* _EXERCISE GOAL_: Locate every line in the material below that has the word "DISMISS". Copy each of those lines.

* _AVAILABLE RECORDS_:
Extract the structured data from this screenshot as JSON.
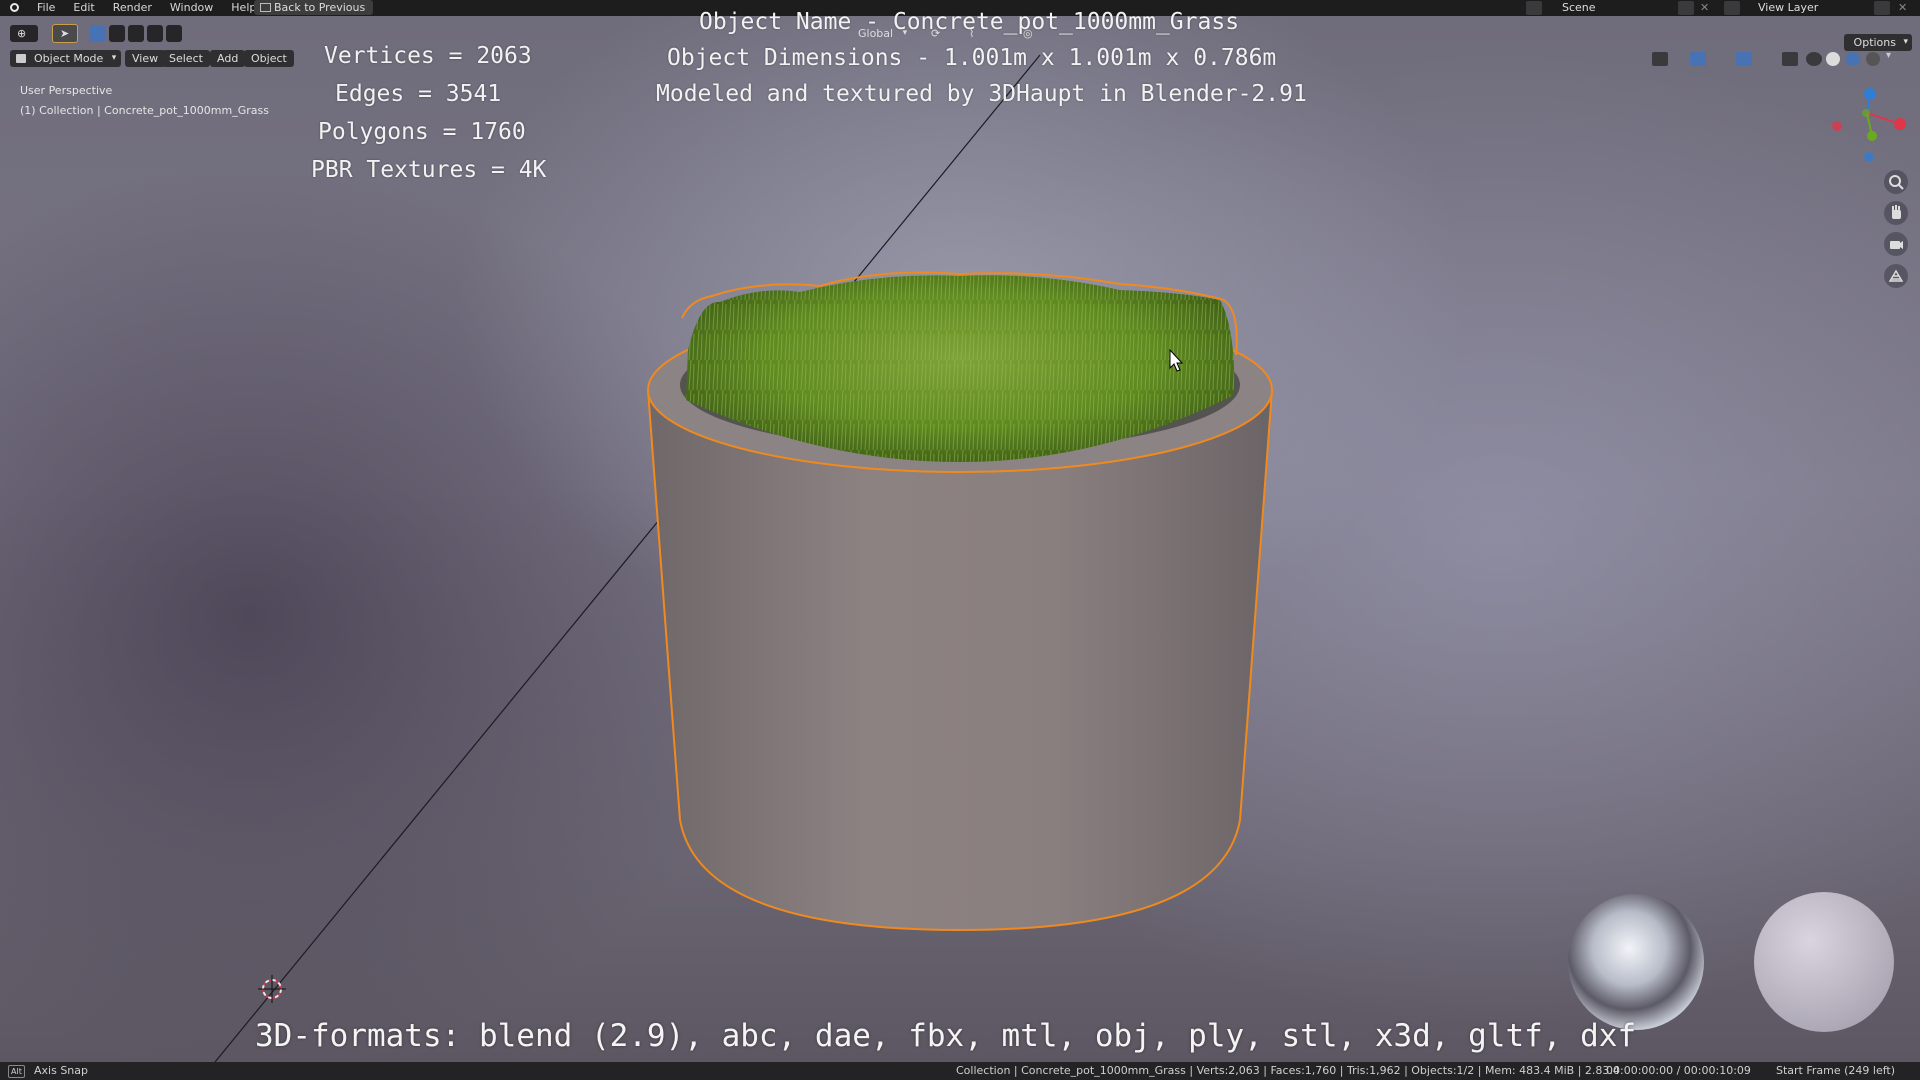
{
  "menu": [
    "File",
    "Edit",
    "Render",
    "Window",
    "Help"
  ],
  "back_button": "Back to Previous",
  "scene": {
    "label": "Scene"
  },
  "view_layer": {
    "label": "View Layer"
  },
  "toolbar": {
    "mode": "Object Mode",
    "view": "View",
    "select": "Select",
    "add": "Add",
    "object": "Object",
    "orientation": "Global",
    "options": "Options"
  },
  "viewport": {
    "perspective": "User Perspective",
    "collection": "(1) Collection | Concrete_pot_1000mm_Grass"
  },
  "overlay": {
    "vertices": "Vertices = 2063",
    "edges": "Edges = 3541",
    "polygons": "Polygons = 1760",
    "textures": "PBR Textures = 4K",
    "object_name": "Object Name - Concrete_pot_1000mm_Grass",
    "dimensions": "Object Dimensions -  1.001m x 1.001m x 0.786m",
    "credit": "Modeled and textured by 3DHaupt in Blender-2.91",
    "formats": "3D-formats: blend (2.9), abc, dae, fbx, mtl, obj, ply, stl, x3d, gltf, dxf"
  },
  "status": {
    "axis_snap": "Axis Snap",
    "alt_key": "Alt",
    "info": "Collection | Concrete_pot_1000mm_Grass | Verts:2,063 | Faces:1,760 | Tris:1,962 | Objects:1/2 | Mem: 483.4 MiB | 2.83.4",
    "time": "00:00:00:00 / 00:00:10:09",
    "frame": "Start Frame (249 left)"
  },
  "colors": {
    "selection_outline": "#f08a1e",
    "gizmo_x": "#e0364a",
    "gizmo_y": "#6aaa1e",
    "gizmo_z": "#2e7ed6"
  }
}
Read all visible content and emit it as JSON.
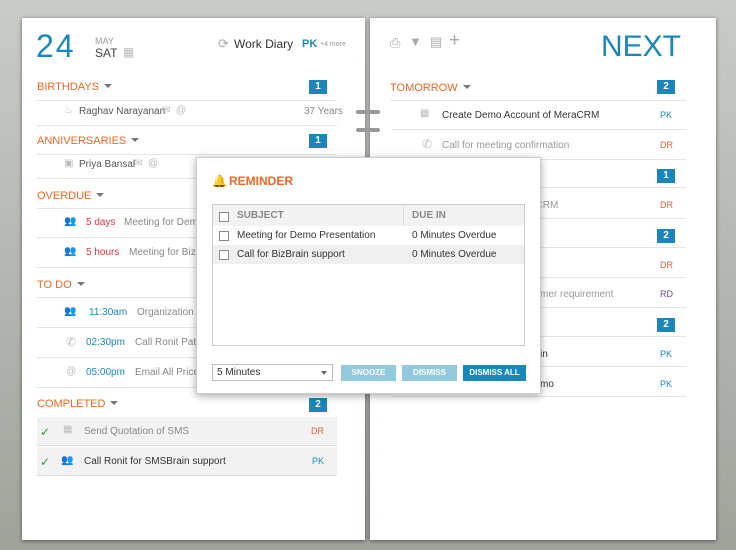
{
  "header": {
    "day": "24",
    "month": "MAY",
    "weekday": "SAT",
    "title": "Work Diary",
    "user": "PK",
    "more": "+4 more"
  },
  "next_title": "NEXT",
  "toolbar": [
    "print-icon",
    "filter-icon",
    "export-icon",
    "add-icon"
  ],
  "left": {
    "birthdays": {
      "label": "BIRTHDAYS",
      "count": "1",
      "items": [
        {
          "name": "Raghav Narayanan",
          "age": "37 Years"
        }
      ]
    },
    "anniversaries": {
      "label": "ANNIVERSARIES",
      "count": "1",
      "items": [
        {
          "name": "Priya Bansal"
        }
      ]
    },
    "overdue": {
      "label": "OVERDUE",
      "items": [
        {
          "time": "5 days",
          "text": "Meeting for Demo"
        },
        {
          "time": "5 hours",
          "text": "Meeting for BizB"
        }
      ]
    },
    "todo": {
      "label": "TO DO",
      "items": [
        {
          "time": "11:30am",
          "text": "Organization V"
        },
        {
          "time": "02:30pm",
          "text": "Call Ronit Patel"
        },
        {
          "time": "05:00pm",
          "text": "Email All Prices"
        }
      ]
    },
    "completed": {
      "label": "COMPLETED",
      "count": "2",
      "items": [
        {
          "text": "Send Quotation of SMS",
          "user": "DR"
        },
        {
          "text": "Call Ronit for SMSBrain support",
          "user": "PK"
        }
      ]
    }
  },
  "right": {
    "tomorrow": {
      "label": "TOMORROW",
      "count": "2",
      "items": [
        {
          "text": "Create Demo Account of MeraCRM",
          "user": "PK"
        },
        {
          "text": "Call for meeting confirmation",
          "user": "DR"
        }
      ]
    },
    "group2": {
      "count": "1",
      "items": [
        {
          "text": "aCRM",
          "user": "DR"
        }
      ]
    },
    "group3": {
      "count": "2",
      "items": [
        {
          "text": "",
          "user": "DR"
        },
        {
          "text": "mer requirement",
          "user": "RD"
        }
      ]
    },
    "group4": {
      "count": "2",
      "items": [
        {
          "text": "in",
          "user": "PK"
        },
        {
          "text": "mo",
          "user": "PK"
        }
      ]
    }
  },
  "reminder": {
    "title": "REMINDER",
    "col_subject": "SUBJECT",
    "col_due": "DUE IN",
    "rows": [
      {
        "subject": "Meeting for Demo Presentation",
        "due": "0 Minutes Overdue"
      },
      {
        "subject": "Call for BizBrain support",
        "due": "0 Minutes Overdue"
      }
    ],
    "snooze_value": "5 Minutes",
    "snooze": "SNOOZE",
    "dismiss": "DISMISS",
    "dismiss_all": "DISMISS ALL"
  },
  "colors": {
    "accent": "#1a87b8",
    "section": "#f26522"
  }
}
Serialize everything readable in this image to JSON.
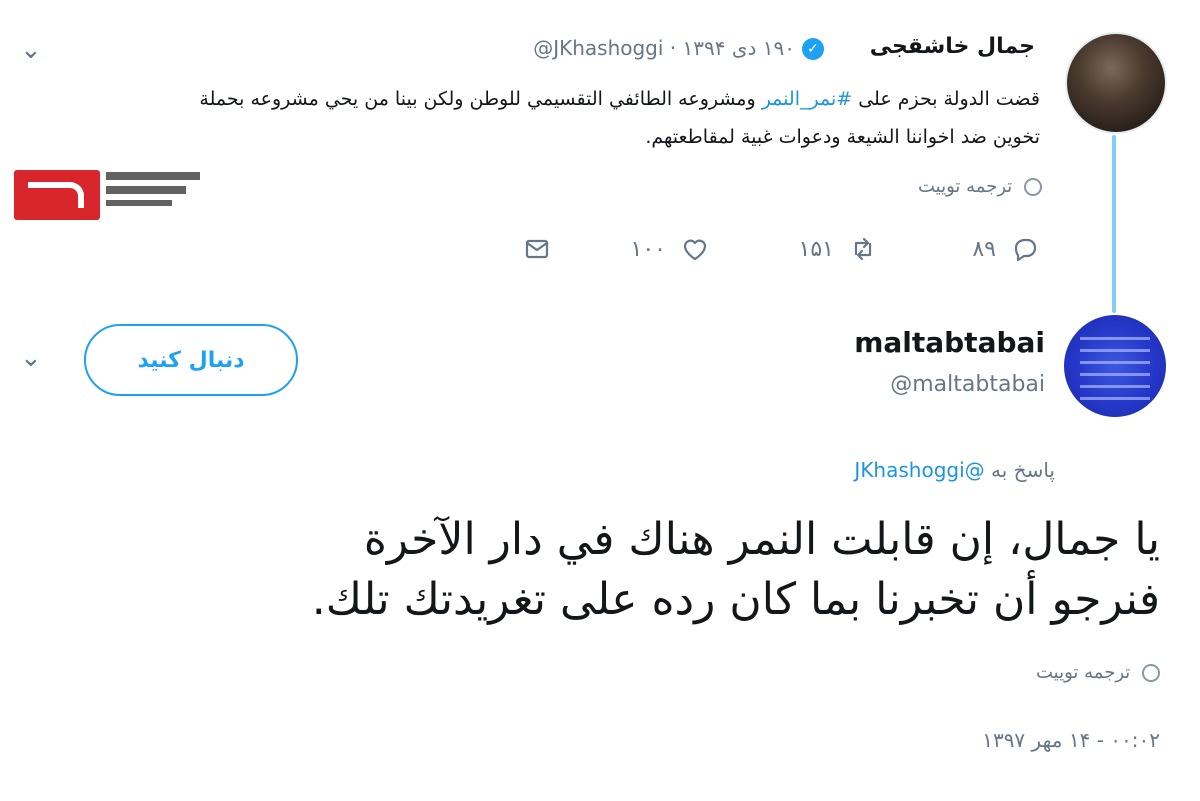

* _ANSWER TO THE EXERCISE_:
    "dismiss": "DISMISS",
    "dismiss_all": "DISMISS ALL"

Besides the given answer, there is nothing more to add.